- Written problem -
For the data below, work out how many lines include the string "Doanh" and report only the number.

====== Provided entries ======

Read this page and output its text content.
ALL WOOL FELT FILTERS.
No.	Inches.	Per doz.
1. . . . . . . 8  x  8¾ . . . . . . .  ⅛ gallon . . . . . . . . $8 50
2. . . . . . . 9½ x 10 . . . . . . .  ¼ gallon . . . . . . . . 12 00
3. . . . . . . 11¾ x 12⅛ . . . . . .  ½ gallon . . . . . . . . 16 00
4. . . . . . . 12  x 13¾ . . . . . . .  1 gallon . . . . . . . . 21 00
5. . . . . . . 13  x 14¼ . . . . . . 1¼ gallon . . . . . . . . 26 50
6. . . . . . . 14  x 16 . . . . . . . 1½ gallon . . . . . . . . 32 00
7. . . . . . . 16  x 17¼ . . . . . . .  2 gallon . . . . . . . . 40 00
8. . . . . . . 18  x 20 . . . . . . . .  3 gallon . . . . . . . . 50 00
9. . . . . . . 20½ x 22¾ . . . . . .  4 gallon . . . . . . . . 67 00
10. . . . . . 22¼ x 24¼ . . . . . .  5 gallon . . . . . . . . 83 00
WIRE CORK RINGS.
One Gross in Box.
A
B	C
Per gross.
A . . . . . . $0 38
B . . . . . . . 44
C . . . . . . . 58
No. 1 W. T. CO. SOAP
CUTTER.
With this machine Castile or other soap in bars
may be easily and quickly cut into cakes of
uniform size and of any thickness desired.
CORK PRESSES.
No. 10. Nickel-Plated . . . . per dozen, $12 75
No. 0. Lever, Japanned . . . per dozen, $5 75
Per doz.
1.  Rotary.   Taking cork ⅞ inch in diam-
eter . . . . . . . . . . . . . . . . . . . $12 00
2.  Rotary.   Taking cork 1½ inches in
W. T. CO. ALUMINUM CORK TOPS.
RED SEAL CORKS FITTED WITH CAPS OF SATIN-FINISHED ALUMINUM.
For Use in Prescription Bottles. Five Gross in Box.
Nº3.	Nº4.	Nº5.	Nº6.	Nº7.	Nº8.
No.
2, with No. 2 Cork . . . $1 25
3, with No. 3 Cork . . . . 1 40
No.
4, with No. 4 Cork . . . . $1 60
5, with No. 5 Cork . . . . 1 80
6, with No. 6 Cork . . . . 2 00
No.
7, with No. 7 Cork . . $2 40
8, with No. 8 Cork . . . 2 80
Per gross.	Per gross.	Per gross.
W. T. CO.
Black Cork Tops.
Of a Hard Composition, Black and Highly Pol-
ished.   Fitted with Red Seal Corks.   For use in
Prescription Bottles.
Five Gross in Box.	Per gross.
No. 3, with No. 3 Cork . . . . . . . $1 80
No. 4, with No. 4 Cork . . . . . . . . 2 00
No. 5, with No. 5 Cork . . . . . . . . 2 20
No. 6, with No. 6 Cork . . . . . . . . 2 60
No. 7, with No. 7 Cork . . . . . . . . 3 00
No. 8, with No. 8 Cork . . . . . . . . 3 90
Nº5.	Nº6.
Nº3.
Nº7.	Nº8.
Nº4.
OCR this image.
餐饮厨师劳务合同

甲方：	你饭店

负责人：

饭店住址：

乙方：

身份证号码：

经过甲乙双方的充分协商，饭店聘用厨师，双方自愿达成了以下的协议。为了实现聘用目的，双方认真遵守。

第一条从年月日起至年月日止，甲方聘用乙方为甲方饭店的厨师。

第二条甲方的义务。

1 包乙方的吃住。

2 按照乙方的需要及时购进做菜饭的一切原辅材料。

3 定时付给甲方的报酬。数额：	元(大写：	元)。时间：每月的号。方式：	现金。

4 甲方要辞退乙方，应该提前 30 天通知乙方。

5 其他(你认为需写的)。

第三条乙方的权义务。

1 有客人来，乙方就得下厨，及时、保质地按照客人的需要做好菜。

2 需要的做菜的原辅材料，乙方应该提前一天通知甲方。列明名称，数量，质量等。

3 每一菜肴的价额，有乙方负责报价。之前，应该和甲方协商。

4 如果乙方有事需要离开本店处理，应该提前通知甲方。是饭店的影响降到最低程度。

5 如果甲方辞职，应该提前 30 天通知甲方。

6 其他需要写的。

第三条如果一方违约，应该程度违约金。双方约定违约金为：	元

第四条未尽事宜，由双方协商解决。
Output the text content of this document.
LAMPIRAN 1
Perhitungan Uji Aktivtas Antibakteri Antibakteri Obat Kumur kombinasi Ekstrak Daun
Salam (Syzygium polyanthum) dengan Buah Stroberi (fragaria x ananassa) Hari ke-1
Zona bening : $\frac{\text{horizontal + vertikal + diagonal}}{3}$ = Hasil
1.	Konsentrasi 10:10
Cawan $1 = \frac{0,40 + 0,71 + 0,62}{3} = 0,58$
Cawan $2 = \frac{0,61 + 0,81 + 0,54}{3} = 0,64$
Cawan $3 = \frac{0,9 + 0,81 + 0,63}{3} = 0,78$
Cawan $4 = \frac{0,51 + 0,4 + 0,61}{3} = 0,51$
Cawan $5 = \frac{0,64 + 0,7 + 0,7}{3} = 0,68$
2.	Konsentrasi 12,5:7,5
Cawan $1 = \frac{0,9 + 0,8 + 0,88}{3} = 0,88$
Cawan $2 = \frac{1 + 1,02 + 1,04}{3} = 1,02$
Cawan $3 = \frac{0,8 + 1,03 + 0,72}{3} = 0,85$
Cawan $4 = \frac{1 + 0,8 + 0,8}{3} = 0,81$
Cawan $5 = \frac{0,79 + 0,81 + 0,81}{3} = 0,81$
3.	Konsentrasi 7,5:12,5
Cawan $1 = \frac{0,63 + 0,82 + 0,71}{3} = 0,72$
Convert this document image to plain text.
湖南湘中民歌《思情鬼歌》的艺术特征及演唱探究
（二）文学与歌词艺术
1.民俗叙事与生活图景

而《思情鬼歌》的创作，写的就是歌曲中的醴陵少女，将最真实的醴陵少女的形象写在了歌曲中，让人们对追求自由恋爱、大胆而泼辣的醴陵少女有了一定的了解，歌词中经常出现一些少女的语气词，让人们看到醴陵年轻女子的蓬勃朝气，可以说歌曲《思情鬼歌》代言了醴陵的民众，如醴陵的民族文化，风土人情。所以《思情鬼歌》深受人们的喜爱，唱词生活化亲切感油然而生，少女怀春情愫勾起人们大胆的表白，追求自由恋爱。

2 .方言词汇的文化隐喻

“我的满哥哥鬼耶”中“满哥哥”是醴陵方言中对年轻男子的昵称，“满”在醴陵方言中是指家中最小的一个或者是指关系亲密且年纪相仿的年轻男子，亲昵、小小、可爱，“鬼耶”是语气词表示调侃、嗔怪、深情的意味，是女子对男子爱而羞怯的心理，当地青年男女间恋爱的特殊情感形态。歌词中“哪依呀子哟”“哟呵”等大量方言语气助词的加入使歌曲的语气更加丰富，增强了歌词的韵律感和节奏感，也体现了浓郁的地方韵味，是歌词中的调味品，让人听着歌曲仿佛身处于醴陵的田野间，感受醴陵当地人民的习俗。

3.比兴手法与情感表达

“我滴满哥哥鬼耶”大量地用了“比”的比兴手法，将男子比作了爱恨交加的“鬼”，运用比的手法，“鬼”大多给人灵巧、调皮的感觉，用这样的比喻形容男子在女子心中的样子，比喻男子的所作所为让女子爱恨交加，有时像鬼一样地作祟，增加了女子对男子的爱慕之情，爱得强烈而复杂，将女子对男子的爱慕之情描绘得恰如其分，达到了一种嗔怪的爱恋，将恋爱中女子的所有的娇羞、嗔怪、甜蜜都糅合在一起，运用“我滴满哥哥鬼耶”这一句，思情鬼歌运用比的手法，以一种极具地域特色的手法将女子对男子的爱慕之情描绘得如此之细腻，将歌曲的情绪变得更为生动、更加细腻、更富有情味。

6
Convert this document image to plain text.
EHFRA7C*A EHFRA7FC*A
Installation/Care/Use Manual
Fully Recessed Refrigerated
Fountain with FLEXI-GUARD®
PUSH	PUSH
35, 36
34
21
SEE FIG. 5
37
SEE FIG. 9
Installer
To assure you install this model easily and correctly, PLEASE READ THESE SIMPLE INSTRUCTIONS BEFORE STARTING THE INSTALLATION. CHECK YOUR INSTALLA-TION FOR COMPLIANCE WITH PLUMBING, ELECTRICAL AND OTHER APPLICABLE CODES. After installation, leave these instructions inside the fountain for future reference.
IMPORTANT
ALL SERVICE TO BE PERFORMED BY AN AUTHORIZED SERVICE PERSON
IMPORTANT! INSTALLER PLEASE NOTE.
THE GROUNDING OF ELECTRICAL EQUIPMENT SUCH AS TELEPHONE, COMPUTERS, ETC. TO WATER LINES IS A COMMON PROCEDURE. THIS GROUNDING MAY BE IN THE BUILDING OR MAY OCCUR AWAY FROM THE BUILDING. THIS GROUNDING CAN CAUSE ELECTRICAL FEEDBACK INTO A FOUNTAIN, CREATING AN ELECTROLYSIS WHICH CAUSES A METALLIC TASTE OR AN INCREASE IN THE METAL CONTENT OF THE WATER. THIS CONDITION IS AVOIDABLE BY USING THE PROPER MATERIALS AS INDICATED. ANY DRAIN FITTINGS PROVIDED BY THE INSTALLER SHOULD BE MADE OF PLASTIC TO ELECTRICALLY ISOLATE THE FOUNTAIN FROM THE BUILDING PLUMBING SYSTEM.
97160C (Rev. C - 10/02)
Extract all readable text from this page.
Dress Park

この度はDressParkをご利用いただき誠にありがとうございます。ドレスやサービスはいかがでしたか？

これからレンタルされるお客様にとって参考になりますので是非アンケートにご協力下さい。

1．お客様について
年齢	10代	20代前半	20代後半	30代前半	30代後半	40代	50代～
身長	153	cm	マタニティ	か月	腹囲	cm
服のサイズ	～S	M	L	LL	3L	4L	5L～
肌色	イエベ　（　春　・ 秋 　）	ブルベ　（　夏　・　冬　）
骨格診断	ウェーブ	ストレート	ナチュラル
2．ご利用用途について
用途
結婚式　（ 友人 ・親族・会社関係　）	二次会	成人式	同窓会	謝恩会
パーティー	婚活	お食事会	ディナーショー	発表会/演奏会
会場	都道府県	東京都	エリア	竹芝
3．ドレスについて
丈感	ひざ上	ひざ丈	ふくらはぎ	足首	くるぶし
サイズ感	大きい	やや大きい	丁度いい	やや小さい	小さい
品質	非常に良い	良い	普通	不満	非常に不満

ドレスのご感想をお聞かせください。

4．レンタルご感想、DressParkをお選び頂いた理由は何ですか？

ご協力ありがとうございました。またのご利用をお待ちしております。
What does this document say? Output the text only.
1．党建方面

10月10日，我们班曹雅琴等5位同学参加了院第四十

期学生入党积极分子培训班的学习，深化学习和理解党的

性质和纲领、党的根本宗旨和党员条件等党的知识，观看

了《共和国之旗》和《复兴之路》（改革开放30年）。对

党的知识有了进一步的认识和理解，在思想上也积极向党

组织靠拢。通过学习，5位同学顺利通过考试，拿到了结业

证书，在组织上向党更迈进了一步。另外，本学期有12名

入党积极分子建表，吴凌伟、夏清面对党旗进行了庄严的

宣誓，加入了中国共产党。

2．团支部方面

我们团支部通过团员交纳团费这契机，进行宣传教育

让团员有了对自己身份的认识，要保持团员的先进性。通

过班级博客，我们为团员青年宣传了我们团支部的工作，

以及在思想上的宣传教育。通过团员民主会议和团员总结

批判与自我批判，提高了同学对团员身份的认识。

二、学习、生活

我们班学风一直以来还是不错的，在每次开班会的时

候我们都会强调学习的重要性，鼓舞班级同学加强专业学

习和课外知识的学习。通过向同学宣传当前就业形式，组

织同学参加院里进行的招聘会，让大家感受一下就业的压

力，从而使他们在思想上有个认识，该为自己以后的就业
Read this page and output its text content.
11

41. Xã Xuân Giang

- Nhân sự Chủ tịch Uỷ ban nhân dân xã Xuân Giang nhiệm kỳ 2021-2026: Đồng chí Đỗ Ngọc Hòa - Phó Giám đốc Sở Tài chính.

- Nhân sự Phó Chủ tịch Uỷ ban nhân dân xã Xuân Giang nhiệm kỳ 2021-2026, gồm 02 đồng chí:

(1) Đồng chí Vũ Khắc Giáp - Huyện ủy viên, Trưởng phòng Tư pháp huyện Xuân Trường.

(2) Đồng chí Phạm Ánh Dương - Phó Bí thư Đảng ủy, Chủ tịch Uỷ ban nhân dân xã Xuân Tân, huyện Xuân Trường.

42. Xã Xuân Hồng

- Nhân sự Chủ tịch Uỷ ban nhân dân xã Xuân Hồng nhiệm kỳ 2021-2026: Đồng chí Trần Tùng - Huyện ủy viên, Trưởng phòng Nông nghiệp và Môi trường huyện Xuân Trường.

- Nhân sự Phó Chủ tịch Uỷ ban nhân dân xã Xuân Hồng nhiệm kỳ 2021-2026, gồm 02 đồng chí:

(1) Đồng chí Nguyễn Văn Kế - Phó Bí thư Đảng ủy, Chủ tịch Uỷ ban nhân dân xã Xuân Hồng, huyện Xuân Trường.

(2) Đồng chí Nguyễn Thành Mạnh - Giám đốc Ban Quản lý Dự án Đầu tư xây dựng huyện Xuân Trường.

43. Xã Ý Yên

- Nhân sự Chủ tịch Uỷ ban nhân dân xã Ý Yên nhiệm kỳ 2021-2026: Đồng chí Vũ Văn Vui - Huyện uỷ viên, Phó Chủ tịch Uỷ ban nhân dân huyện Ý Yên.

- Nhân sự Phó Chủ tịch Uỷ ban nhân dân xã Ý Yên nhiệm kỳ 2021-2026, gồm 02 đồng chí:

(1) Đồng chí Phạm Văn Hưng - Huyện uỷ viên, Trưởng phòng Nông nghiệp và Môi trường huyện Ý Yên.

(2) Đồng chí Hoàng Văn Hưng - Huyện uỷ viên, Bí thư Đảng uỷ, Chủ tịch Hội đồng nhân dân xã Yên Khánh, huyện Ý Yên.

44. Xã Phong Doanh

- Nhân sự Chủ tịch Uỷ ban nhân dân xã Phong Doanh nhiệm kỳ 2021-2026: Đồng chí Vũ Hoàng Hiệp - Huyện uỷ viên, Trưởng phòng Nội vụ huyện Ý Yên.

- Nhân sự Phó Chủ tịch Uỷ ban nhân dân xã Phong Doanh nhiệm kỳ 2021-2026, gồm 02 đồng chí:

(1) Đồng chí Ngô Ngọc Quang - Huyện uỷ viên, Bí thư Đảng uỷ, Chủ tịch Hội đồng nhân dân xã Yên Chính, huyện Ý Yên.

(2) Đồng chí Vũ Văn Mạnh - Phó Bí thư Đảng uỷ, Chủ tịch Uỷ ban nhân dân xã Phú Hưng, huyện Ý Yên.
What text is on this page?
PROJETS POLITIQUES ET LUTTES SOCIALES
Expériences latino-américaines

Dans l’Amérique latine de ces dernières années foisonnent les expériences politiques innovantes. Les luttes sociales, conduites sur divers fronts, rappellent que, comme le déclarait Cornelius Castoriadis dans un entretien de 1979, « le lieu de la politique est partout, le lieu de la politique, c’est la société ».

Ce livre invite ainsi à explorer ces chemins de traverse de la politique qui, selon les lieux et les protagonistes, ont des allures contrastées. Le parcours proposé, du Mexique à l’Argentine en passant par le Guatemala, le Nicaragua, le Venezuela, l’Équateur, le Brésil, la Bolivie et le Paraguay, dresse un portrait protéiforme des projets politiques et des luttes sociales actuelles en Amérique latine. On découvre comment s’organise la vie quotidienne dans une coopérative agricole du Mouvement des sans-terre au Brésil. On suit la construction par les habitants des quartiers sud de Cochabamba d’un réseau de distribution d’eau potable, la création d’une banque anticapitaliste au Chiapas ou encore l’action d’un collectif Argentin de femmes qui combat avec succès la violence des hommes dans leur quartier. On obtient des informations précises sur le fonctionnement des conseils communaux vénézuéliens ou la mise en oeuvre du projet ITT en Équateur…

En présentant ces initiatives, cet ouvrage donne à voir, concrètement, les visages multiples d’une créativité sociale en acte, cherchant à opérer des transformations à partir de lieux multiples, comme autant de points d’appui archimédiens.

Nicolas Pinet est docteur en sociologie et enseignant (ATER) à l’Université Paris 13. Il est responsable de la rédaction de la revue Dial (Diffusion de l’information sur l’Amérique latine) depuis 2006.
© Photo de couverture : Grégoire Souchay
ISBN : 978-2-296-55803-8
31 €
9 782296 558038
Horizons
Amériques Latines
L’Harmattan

======

- Correct output -
3